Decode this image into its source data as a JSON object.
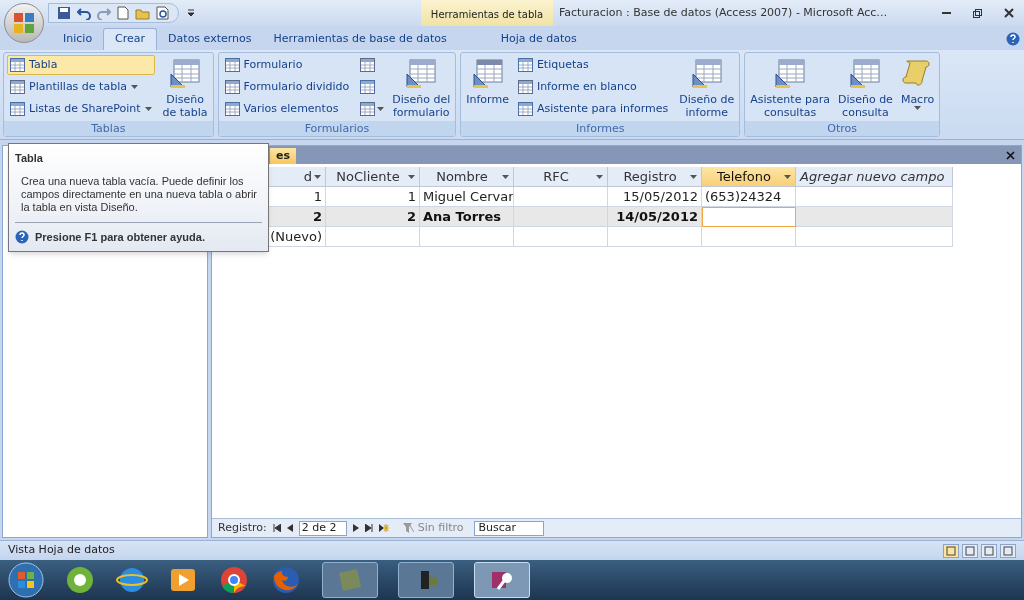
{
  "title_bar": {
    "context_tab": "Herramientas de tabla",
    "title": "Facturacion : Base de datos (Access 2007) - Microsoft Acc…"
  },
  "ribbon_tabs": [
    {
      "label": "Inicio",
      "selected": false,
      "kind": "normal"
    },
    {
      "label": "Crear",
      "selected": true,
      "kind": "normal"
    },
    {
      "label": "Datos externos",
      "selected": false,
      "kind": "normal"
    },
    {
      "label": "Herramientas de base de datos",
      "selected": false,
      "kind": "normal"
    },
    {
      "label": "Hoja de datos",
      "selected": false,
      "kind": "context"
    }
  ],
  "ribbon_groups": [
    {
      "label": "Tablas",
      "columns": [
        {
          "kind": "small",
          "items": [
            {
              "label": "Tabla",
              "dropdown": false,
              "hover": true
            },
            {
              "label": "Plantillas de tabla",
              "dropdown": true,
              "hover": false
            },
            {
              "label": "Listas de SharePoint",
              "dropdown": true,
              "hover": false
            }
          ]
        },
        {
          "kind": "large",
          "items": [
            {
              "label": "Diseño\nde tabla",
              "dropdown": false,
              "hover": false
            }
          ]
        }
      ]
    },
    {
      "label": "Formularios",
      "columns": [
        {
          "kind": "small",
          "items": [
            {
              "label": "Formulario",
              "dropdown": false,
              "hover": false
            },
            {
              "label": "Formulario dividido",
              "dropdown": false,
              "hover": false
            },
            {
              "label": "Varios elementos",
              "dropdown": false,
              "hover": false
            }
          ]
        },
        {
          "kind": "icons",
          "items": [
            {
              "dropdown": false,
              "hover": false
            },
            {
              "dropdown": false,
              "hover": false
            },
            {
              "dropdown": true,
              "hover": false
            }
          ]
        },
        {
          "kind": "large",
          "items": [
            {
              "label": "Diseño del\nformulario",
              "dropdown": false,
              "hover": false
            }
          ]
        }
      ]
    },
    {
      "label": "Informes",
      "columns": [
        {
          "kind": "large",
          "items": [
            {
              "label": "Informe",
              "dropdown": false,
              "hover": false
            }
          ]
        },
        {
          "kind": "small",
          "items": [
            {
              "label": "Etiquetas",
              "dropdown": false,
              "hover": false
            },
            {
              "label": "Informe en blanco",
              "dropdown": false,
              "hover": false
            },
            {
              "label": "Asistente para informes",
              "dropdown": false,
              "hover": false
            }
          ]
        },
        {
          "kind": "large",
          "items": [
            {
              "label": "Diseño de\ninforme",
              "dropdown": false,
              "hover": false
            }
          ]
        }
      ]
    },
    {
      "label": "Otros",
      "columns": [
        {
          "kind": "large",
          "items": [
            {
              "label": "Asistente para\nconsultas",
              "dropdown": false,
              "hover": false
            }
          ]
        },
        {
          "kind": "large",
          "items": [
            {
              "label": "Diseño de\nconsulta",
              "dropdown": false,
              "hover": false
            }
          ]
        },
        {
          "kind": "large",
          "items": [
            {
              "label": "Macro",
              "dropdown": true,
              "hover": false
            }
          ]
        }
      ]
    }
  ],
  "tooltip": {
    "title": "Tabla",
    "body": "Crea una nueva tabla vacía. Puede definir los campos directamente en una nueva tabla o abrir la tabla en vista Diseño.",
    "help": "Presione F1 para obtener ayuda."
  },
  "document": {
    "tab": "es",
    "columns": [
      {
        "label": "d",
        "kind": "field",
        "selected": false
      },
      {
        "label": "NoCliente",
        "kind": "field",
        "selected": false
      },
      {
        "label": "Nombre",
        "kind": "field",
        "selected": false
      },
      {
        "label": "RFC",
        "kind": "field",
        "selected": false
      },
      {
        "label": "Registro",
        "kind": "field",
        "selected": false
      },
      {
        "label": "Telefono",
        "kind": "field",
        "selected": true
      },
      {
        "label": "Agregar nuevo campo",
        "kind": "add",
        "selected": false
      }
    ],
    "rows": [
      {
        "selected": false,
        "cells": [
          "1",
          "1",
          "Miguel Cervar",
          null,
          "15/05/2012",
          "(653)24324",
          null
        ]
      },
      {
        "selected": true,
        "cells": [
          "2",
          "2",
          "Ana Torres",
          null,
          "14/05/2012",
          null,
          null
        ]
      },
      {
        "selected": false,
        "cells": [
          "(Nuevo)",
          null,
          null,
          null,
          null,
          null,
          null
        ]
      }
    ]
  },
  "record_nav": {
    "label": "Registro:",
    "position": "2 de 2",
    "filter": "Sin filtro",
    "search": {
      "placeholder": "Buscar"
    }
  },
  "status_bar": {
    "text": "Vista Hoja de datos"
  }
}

####################

● **Task to complete**
Your task is to retype all the entries exactly and leave out any pictures.

● **Correct response**
Decode this image into its source data as a JSON object.
{
  "title_bar": {
    "context_tab": "Herramientas de tabla",
    "title": "Facturacion : Base de datos (Access 2007) - Microsoft Acc…"
  },
  "ribbon_tabs": [
    {
      "label": "Inicio",
      "selected": false,
      "kind": "normal"
    },
    {
      "label": "Crear",
      "selected": true,
      "kind": "normal"
    },
    {
      "label": "Datos externos",
      "selected": false,
      "kind": "normal"
    },
    {
      "label": "Herramientas de base de datos",
      "selected": false,
      "kind": "normal"
    },
    {
      "label": "Hoja de datos",
      "selected": false,
      "kind": "context"
    }
  ],
  "ribbon_groups": [
    {
      "label": "Tablas",
      "columns": [
        {
          "kind": "small",
          "items": [
            {
              "label": "Tabla",
              "dropdown": false,
              "hover": true
            },
            {
              "label": "Plantillas de tabla",
              "dropdown": true,
              "hover": false
            },
            {
              "label": "Listas de SharePoint",
              "dropdown": true,
              "hover": false
            }
          ]
        },
        {
          "kind": "large",
          "items": [
            {
              "label": "Diseño\nde tabla",
              "dropdown": false,
              "hover": false
            }
          ]
        }
      ]
    },
    {
      "label": "Formularios",
      "columns": [
        {
          "kind": "small",
          "items": [
            {
              "label": "Formulario",
              "dropdown": false,
              "hover": false
            },
            {
              "label": "Formulario dividido",
              "dropdown": false,
              "hover": false
            },
            {
              "label": "Varios elementos",
              "dropdown": false,
              "hover": false
            }
          ]
        },
        {
          "kind": "icons",
          "items": [
            {
              "dropdown": false,
              "hover": false
            },
            {
              "dropdown": false,
              "hover": false
            },
            {
              "dropdown": true,
              "hover": false
            }
          ]
        },
        {
          "kind": "large",
          "items": [
            {
              "label": "Diseño del\nformulario",
              "dropdown": false,
              "hover": false
            }
          ]
        }
      ]
    },
    {
      "label": "Informes",
      "columns": [
        {
          "kind": "large",
          "items": [
            {
              "label": "Informe",
              "dropdown": false,
              "hover": false
            }
          ]
        },
        {
          "kind": "small",
          "items": [
            {
              "label": "Etiquetas",
              "dropdown": false,
              "hover": false
            },
            {
              "label": "Informe en blanco",
              "dropdown": false,
              "hover": false
            },
            {
              "label": "Asistente para informes",
              "dropdown": false,
              "hover": false
            }
          ]
        },
        {
          "kind": "large",
          "items": [
            {
              "label": "Diseño de\ninforme",
              "dropdown": false,
              "hover": false
            }
          ]
        }
      ]
    },
    {
      "label": "Otros",
      "columns": [
        {
          "kind": "large",
          "items": [
            {
              "label": "Asistente para\nconsultas",
              "dropdown": false,
              "hover": false
            }
          ]
        },
        {
          "kind": "large",
          "items": [
            {
              "label": "Diseño de\nconsulta",
              "dropdown": false,
              "hover": false
            }
          ]
        },
        {
          "kind": "large",
          "items": [
            {
              "label": "Macro",
              "dropdown": true,
              "hover": false
            }
          ]
        }
      ]
    }
  ],
  "tooltip": {
    "title": "Tabla",
    "body": "Crea una nueva tabla vacía. Puede definir los campos directamente en una nueva tabla o abrir la tabla en vista Diseño.",
    "help": "Presione F1 para obtener ayuda."
  },
  "document": {
    "tab": "es",
    "columns": [
      {
        "label": "d",
        "kind": "field",
        "selected": false
      },
      {
        "label": "NoCliente",
        "kind": "field",
        "selected": false
      },
      {
        "label": "Nombre",
        "kind": "field",
        "selected": false
      },
      {
        "label": "RFC",
        "kind": "field",
        "selected": false
      },
      {
        "label": "Registro",
        "kind": "field",
        "selected": false
      },
      {
        "label": "Telefono",
        "kind": "field",
        "selected": true
      },
      {
        "label": "Agregar nuevo campo",
        "kind": "add",
        "selected": false
      }
    ],
    "rows": [
      {
        "selected": false,
        "cells": [
          "1",
          "1",
          "Miguel Cervar",
          null,
          "15/05/2012",
          "(653)24324",
          null
        ]
      },
      {
        "selected": true,
        "cells": [
          "2",
          "2",
          "Ana Torres",
          null,
          "14/05/2012",
          null,
          null
        ]
      },
      {
        "selected": false,
        "cells": [
          "(Nuevo)",
          null,
          null,
          null,
          null,
          null,
          null
        ]
      }
    ]
  },
  "record_nav": {
    "label": "Registro:",
    "position": "2 de 2",
    "filter": "Sin filtro",
    "search": {
      "placeholder": "Buscar"
    }
  },
  "status_bar": {
    "text": "Vista Hoja de datos"
  }
}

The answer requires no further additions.